● **What you are asked to do**:
Copy all lines below containing "document".

[Transcribed page data]
=-=-=

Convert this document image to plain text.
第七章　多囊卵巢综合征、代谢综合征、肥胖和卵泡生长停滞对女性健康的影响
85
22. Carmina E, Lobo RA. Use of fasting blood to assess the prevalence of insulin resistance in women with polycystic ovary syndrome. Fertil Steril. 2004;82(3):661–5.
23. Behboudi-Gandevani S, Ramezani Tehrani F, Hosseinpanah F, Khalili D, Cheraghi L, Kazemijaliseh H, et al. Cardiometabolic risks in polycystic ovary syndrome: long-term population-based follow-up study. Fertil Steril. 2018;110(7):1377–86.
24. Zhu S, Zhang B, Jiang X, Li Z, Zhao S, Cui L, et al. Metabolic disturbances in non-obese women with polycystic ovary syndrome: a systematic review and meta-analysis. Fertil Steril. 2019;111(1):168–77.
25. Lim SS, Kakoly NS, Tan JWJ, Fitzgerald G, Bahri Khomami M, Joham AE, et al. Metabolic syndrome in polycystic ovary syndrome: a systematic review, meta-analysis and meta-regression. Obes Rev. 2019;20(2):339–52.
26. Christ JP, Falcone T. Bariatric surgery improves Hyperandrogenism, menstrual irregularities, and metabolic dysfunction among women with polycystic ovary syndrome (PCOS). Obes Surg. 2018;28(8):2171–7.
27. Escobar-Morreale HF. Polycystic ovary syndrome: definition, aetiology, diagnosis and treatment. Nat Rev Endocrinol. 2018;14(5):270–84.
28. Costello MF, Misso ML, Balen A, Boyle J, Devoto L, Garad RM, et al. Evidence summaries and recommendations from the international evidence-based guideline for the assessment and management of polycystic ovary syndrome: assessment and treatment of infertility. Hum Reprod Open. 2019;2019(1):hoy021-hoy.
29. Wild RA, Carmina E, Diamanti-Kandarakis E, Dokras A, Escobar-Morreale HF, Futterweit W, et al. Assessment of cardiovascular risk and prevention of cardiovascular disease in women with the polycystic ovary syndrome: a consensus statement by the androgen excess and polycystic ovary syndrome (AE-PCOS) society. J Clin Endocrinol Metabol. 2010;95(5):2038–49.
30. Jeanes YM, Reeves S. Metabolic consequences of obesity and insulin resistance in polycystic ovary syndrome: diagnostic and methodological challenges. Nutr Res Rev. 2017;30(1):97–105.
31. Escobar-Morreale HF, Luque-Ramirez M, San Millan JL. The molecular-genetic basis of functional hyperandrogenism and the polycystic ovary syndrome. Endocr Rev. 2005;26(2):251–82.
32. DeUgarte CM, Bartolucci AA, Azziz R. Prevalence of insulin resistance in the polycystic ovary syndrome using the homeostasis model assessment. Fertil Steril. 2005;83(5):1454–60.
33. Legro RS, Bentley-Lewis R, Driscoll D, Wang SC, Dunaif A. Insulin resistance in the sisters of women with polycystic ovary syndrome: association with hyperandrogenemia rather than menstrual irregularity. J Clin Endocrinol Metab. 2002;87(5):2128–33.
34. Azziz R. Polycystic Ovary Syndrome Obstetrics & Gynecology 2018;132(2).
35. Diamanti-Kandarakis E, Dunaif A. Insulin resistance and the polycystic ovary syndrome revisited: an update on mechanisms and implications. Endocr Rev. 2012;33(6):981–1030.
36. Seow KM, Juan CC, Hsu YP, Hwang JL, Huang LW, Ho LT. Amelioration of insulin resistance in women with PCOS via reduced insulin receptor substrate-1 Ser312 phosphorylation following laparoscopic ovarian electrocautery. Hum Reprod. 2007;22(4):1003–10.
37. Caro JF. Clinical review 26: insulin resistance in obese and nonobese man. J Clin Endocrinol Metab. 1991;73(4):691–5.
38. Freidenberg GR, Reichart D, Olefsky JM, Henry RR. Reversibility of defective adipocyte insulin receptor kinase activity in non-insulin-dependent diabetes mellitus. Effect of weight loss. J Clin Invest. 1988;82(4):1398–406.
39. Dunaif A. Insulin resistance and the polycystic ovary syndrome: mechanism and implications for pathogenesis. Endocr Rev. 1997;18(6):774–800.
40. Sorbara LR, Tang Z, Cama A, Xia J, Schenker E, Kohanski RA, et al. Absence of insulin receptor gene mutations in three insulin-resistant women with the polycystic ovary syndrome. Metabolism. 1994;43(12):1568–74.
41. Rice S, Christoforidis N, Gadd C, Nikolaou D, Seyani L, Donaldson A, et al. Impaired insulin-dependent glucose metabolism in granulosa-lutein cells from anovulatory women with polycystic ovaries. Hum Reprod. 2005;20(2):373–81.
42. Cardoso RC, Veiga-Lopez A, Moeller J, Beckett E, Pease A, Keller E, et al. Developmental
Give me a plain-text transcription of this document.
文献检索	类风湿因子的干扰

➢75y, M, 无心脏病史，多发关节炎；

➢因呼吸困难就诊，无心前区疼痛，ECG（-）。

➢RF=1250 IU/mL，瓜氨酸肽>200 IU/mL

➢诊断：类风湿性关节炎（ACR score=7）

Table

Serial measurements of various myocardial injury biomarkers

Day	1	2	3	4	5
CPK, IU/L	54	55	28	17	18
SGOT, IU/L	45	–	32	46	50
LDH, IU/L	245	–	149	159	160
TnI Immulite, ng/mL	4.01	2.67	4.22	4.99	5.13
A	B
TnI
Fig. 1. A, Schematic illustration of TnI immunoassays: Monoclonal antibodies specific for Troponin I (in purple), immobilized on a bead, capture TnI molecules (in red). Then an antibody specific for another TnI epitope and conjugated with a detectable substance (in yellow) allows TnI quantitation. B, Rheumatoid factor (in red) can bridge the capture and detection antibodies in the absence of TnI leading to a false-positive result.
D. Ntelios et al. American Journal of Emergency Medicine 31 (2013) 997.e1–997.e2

=-=-=

● **Solution to this problem**:
Convert this document image to plain text.
Give me a plain-text transcription of this document.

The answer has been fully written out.